### THE PROBLEM
Copy out every line of the data exactly.

Items from a data source
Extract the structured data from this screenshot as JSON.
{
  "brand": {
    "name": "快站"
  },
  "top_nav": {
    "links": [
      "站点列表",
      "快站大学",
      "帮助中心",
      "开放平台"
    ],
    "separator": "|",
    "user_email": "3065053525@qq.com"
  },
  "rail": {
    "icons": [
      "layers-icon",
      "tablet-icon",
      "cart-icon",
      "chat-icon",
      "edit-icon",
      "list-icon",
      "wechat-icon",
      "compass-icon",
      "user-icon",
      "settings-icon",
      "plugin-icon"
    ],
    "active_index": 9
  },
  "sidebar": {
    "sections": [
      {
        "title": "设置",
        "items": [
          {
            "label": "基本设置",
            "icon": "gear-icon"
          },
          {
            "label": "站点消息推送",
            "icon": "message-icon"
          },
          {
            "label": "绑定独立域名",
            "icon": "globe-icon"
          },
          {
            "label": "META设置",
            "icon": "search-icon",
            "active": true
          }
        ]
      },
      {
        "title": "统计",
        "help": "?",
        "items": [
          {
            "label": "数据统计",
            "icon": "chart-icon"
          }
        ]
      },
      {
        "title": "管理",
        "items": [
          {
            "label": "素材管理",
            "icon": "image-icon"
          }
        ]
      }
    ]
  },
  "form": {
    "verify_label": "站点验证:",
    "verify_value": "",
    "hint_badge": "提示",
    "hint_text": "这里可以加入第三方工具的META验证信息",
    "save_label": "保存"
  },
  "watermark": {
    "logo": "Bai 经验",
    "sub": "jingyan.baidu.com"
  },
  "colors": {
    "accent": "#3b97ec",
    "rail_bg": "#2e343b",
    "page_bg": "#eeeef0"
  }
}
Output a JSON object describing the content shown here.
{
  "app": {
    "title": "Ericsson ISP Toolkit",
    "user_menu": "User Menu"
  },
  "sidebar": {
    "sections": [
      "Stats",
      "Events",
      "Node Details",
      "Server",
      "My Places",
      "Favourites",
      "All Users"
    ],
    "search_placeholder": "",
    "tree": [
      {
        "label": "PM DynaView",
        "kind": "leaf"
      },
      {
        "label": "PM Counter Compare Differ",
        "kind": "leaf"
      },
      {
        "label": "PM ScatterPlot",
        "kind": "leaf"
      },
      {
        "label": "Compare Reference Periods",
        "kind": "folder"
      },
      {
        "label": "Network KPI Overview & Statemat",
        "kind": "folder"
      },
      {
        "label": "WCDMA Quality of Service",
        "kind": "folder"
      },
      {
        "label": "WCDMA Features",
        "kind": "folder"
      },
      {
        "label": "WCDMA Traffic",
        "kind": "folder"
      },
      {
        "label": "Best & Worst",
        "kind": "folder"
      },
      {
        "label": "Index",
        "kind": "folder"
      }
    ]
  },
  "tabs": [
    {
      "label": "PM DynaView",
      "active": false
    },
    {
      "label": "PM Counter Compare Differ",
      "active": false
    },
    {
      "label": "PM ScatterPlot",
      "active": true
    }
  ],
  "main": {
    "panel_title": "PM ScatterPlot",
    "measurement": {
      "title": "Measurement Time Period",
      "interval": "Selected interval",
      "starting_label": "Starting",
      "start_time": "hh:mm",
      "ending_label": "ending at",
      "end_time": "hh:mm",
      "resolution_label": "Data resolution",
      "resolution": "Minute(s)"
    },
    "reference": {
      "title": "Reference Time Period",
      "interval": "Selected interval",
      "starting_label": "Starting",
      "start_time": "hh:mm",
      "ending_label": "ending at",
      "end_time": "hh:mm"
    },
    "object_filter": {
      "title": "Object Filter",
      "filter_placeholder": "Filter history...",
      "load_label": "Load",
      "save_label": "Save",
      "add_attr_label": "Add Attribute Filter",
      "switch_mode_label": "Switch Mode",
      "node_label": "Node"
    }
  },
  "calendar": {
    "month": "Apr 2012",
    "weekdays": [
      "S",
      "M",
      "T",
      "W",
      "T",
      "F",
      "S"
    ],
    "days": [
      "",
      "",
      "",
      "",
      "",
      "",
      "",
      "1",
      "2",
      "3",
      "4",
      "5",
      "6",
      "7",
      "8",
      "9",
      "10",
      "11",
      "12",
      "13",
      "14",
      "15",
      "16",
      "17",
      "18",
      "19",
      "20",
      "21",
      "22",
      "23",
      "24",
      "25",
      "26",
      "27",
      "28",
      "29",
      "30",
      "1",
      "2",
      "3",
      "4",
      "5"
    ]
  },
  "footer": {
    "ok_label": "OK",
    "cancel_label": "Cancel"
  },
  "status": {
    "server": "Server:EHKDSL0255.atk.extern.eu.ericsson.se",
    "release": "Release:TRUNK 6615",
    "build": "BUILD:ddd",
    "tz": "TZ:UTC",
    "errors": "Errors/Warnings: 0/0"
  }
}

### THE REPLY
Extract the structured data from this screenshot as JSON.
{
  "brand": {
    "name": "快站"
  },
  "top_nav": {
    "links": [
      "站点列表",
      "快站大学",
      "帮助中心",
      "开放平台"
    ],
    "separator": "|",
    "user_email": "3065053525@qq.com"
  },
  "rail": {
    "icons": [
      "layers-icon",
      "tablet-icon",
      "cart-icon",
      "chat-icon",
      "edit-icon",
      "list-icon",
      "wechat-icon",
      "compass-icon",
      "user-icon",
      "settings-icon",
      "plugin-icon"
    ],
    "active_index": 9
  },
  "sidebar": {
    "sections": [
      {
        "title": "设置",
        "items": [
          {
            "label": "基本设置",
            "icon": "gear-icon"
          },
          {
            "label": "站点消息推送",
            "icon": "message-icon"
          },
          {
            "label": "绑定独立域名",
            "icon": "globe-icon"
          },
          {
            "label": "META设置",
            "icon": "search-icon",
            "active": true
          }
        ]
      },
      {
        "title": "统计",
        "help": "?",
        "items": [
          {
            "label": "数据统计",
            "icon": "chart-icon"
          }
        ]
      },
      {
        "title": "管理",
        "items": [
          {
            "label": "素材管理",
            "icon": "image-icon"
          }
        ]
      }
    ]
  },
  "form": {
    "verify_label": "站点验证:",
    "verify_value": "",
    "hint_badge": "提示",
    "hint_text": "这里可以加入第三方工具的META验证信息",
    "save_label": "保存"
  },
  "watermark": {
    "logo": "Bai 经验",
    "sub": "jingyan.baidu.com"
  },
  "colors": {
    "accent": "#3b97ec",
    "rail_bg": "#2e343b",
    "page_bg": "#eeeef0"
  }
}
Output a JSON object describing the content shown here.
{
  "app": {
    "title": "Ericsson ISP Toolkit",
    "user_menu": "User Menu"
  },
  "sidebar": {
    "sections": [
      "Stats",
      "Events",
      "Node Details",
      "Server",
      "My Places",
      "Favourites",
      "All Users"
    ],
    "search_placeholder": "",
    "tree": [
      {
        "label": "PM DynaView",
        "kind": "leaf"
      },
      {
        "label": "PM Counter Compare Differ",
        "kind": "leaf"
      },
      {
        "label": "PM ScatterPlot",
        "kind": "leaf"
      },
      {
        "label": "Compare Reference Periods",
        "kind": "folder"
      },
      {
        "label": "Network KPI Overview & Statemat",
        "kind": "folder"
      },
      {
        "label": "WCDMA Quality of Service",
        "kind": "folder"
      },
      {
        "label": "WCDMA Features",
        "kind": "folder"
      },
      {
        "label": "WCDMA Traffic",
        "kind": "folder"
      },
      {
        "label": "Best & Worst",
        "kind": "folder"
      },
      {
        "label": "Index",
        "kind": "folder"
      }
    ]
  },
  "tabs": [
    {
      "label": "PM DynaView",
      "active": false
    },
    {
      "label": "PM Counter Compare Differ",
      "active": false
    },
    {
      "label": "PM ScatterPlot",
      "active": true
    }
  ],
  "main": {
    "panel_title": "PM ScatterPlot",
    "measurement": {
      "title": "Measurement Time Period",
      "interval": "Selected interval",
      "starting_label": "Starting",
      "start_time": "hh:mm",
      "ending_label": "ending at",
      "end_time": "hh:mm",
      "resolution_label": "Data resolution",
      "resolution": "Minute(s)"
    },
    "reference": {
      "title": "Reference Time Period",
      "interval": "Selected interval",
      "starting_label": "Starting",
      "start_time": "hh:mm",
      "ending_label": "ending at",
      "end_time": "hh:mm"
    },
    "object_filter": {
      "title": "Object Filter",
      "filter_placeholder": "Filter history...",
      "load_label": "Load",
      "save_label": "Save",
      "add_attr_label": "Add Attribute Filter",
      "switch_mode_label": "Switch Mode",
      "node_label": "Node"
    }
  },
  "calendar": {
    "month": "Apr 2012",
    "weekdays": [
      "S",
      "M",
      "T",
      "W",
      "T",
      "F",
      "S"
    ],
    "days": [
      "",
      "",
      "",
      "",
      "",
      "",
      "",
      "1",
      "2",
      "3",
      "4",
      "5",
      "6",
      "7",
      "8",
      "9",
      "10",
      "11",
      "12",
      "13",
      "14",
      "15",
      "16",
      "17",
      "18",
      "19",
      "20",
      "21",
      "22",
      "23",
      "24",
      "25",
      "26",
      "27",
      "28",
      "29",
      "30",
      "1",
      "2",
      "3",
      "4",
      "5"
    ]
  },
  "footer": {
    "ok_label": "OK",
    "cancel_label": "Cancel"
  },
  "status": {
    "server": "Server:EHKDSL0255.atk.extern.eu.ericsson.se",
    "release": "Release:TRUNK 6615",
    "build": "BUILD:ddd",
    "tz": "TZ:UTC",
    "errors": "Errors/Warnings: 0/0"
  }
}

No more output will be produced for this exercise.